## begin Listing
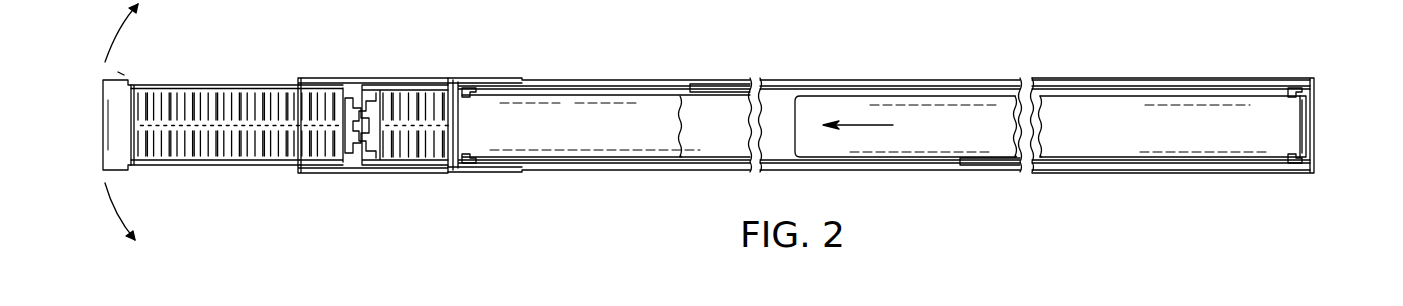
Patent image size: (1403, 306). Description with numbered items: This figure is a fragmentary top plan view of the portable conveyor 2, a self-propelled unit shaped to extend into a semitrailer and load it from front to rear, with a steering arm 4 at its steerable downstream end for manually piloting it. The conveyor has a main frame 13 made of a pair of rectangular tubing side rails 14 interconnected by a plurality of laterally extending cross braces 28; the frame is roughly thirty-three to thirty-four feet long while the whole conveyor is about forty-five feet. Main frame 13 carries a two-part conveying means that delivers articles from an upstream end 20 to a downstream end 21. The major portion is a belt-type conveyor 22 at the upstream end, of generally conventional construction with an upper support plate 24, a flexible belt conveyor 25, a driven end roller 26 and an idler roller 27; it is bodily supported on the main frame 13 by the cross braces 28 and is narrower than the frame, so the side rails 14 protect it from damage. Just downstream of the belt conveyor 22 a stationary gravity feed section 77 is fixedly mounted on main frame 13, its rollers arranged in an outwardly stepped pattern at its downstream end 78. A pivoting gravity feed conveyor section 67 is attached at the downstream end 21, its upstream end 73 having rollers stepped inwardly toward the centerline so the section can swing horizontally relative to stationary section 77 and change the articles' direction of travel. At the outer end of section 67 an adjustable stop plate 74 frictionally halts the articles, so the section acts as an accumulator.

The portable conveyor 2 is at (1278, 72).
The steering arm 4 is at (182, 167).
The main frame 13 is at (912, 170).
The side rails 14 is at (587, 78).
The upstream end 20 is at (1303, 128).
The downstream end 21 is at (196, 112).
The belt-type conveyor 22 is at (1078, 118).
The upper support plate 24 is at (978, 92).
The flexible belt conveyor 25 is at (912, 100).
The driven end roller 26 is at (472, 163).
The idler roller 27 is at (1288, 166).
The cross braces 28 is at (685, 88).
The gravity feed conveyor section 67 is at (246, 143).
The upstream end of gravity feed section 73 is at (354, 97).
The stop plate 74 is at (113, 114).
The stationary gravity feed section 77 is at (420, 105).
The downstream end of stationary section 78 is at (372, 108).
## end Listing
## begin Listing
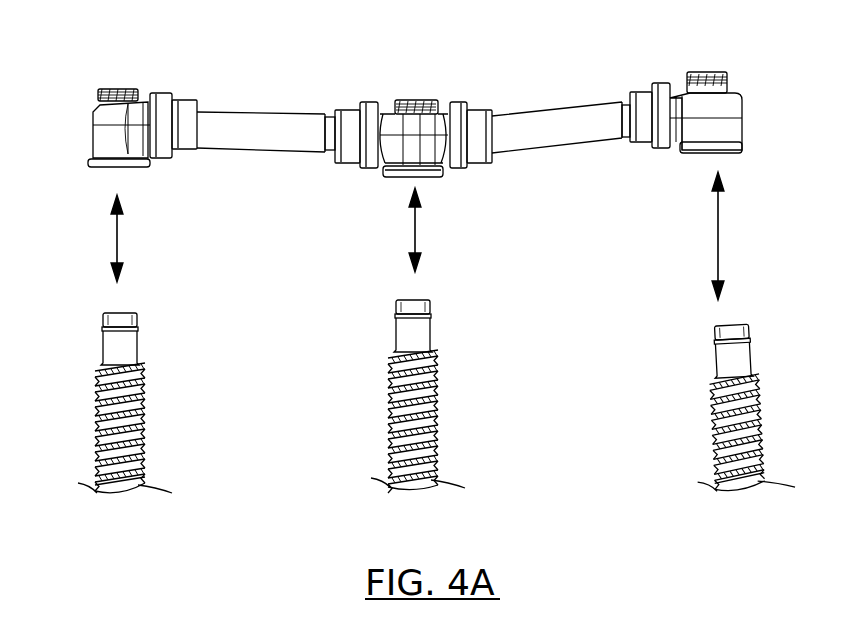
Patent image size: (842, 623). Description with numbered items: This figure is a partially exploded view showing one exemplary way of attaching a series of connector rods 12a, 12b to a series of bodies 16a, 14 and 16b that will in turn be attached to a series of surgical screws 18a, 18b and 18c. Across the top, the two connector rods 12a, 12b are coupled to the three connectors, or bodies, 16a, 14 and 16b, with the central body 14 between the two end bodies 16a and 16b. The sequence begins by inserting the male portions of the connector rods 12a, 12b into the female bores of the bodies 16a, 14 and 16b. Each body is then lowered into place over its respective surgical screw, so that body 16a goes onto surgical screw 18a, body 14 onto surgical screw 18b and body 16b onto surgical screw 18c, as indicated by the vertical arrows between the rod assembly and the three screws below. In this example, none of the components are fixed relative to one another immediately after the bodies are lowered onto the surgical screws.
## end Listing
What you should do
Copy the data word for word, from the line containing "Patent image size: (1403, 306)." through the line containing "The upper support plate 24 is at (978, 92).", inclusive.

Completed exercise
Patent image size: (1403, 306). Description with numbered items: This figure is a fragmentary top plan view of the portable conveyor 2, a self-propelled unit shaped to extend into a semitrailer and load it from front to rear, with a steering arm 4 at its steerable downstream end for manually piloting it. The conveyor has a main frame 13 made of a pair of rectangular tubing side rails 14 interconnected by a plurality of laterally extending cross braces 28; the frame is roughly thirty-three to thirty-four feet long while the whole conveyor is about forty-five feet. Main frame 13 carries a two-part conveying means that delivers articles from an upstream end 20 to a downstream end 21. The major portion is a belt-type conveyor 22 at the upstream end, of generally conventional construction with an upper support plate 24, a flexible belt conveyor 25, a driven end roller 26 and an idler roller 27; it is bodily supported on the main frame 13 by the cross braces 28 and is narrower than the frame, so the side rails 14 protect it from damage. Just downstream of the belt conveyor 22 a stationary gravity feed section 77 is fixedly mounted on main frame 13, its rollers arranged in an outwardly stepped pattern at its downstream end 78. A pivoting gravity feed conveyor section 67 is attached at the downstream end 21, its upstream end 73 having rollers stepped inwardly toward the centerline so the section can swing horizontally relative to stationary section 77 and change the articles' direction of travel. At the outer end of section 67 an adjustable stop plate 74 frictionally halts the articles, so the section acts as an accumulator.

The portable conveyor 2 is at (1278, 72).
The steering arm 4 is at (182, 167).
The main frame 13 is at (912, 170).
The side rails 14 is at (587, 78).
The upstream end 20 is at (1303, 128).
The downstream end 21 is at (196, 112).
The belt-type conveyor 22 is at (1078, 118).
The upper support plate 24 is at (978, 92).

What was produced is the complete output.